__ITEMS__.
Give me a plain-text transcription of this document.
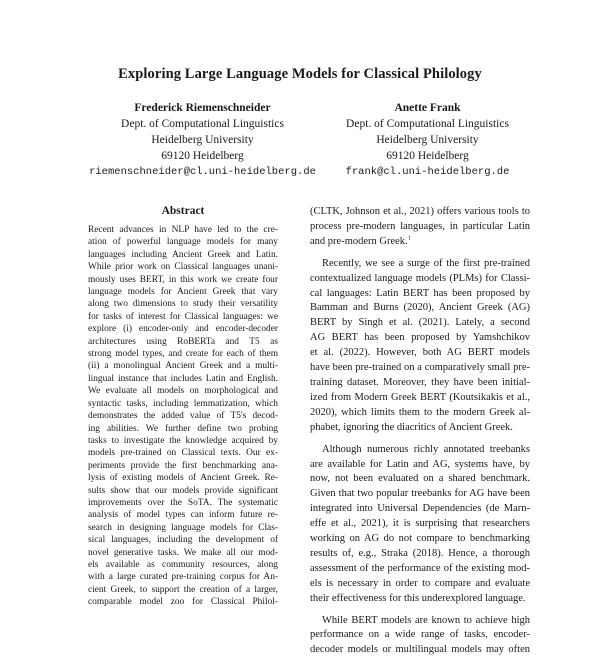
Exploring Large Language Models for Classical Philology
Frederick Riemenschneider
Dept. of Computational Linguistics
Heidelberg University
69120 Heidelberg
riemenschneider@cl.uni-heidelberg.de
Anette Frank
Dept. of Computational Linguistics
Heidelberg University
69120 Heidelberg
frank@cl.uni-heidelberg.de
Abstract
Recent advances in NLP have led to the cre-
ation of powerful language models for many
languages including Ancient Greek and Latin.
While prior work on Classical languages unani-
mously uses BERT, in this work we create four
language models for Ancient Greek that vary
along two dimensions to study their versatility
for tasks of interest for Classical languages: we
explore (i) encoder-only and encoder-decoder
architectures using RoBERTa and T5 as
strong model types, and create for each of them
(ii) a monolingual Ancient Greek and a multi-
lingual instance that includes Latin and English.
We evaluate all models on morphological and
syntactic tasks, including lemmatization, which
demonstrates the added value of T5's decod-
ing abilities. We further define two probing
tasks to investigate the knowledge acquired by
models pre-trained on Classical texts. Our ex-
periments provide the first benchmarking ana-
lysis of existing models of Ancient Greek. Re-
sults show that our models provide significant
improvements over the SoTA. The systematic
analysis of model types can inform future re-
search in designing language models for Clas-
sical languages, including the development of
novel generative tasks. We make all our mod-
els available as community resources, along
with a large curated pre-training corpus for An-
cient Greek, to support the creation of a larger,
comparable model zoo for Classical Philol-
(CLTK, Johnson et al., 2021) offers various tools to
process pre-modern languages, in particular Latin
and pre-modern Greek.$^1$
Recently, we see a surge of the first pre-trained
contextualized language models (PLMs) for Classi-
cal languages: Latin BERT has been proposed by
Bamman and Burns (2020), Ancient Greek (AG)
BERT by Singh et al. (2021). Lately, a second
AG BERT has been proposed by Yamshchikov
et al. (2022). However, both AG BERT models
have been pre-trained on a comparatively small pre-
training dataset. Moreover, they have been initial-
ized from Modern Greek BERT (Koutsikakis et al.,
2020), which limits them to the modern Greek al-
phabet, ignoring the diacritics of Ancient Greek.
Although numerous richly annotated treebanks
are available for Latin and AG, systems have, by
now, not been evaluated on a shared benchmark.
Given that two popular treebanks for AG have been
integrated into Universal Dependencies (de Marn-
effe et al., 2021), it is surprising that researchers
working on AG do not compare to benchmarking
results of, e.g., Straka (2018). Hence, a thorough
assessment of the performance of the existing mod-
els is necessary in order to compare and evaluate
their effectiveness for this underexplored language.
While BERT models are known to achieve high
performance on a wide range of tasks, encoder-
decoder models or multilingual models may often
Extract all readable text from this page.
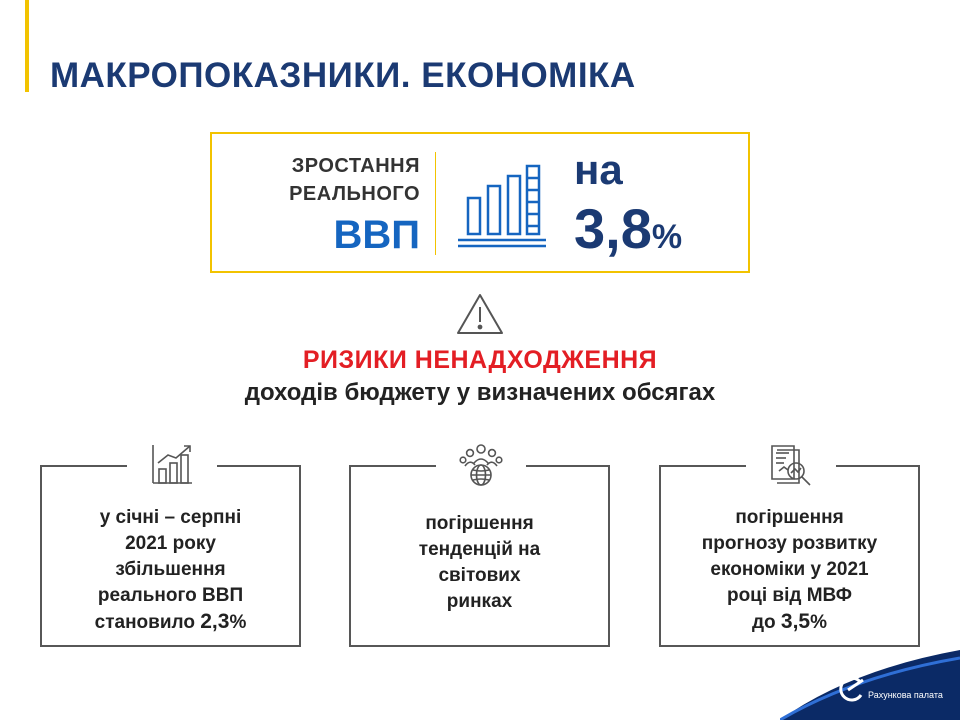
МАКРОПОКАЗНИКИ. ЕКОНОМІКА
ЗРОСТАННЯ
РЕАЛЬНОГО
ВВП
на
3,8%
РИЗИКИ НЕНАДХОДЖЕННЯ
доходів бюджету у визначених обсягах
у січні – серпні
2021 року
збільшення
реального ВВП
становило 2,3%
погіршення
тенденцій на
світових
ринках
погіршення
прогнозу розвитку
економіки у 2021
році від МВФ
до 3,5%
Рахункова палата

__WRITTEN EXERCISE__. Count the lines above in which the word "create" appears, then state only that count.

__TASK RESULT__. 2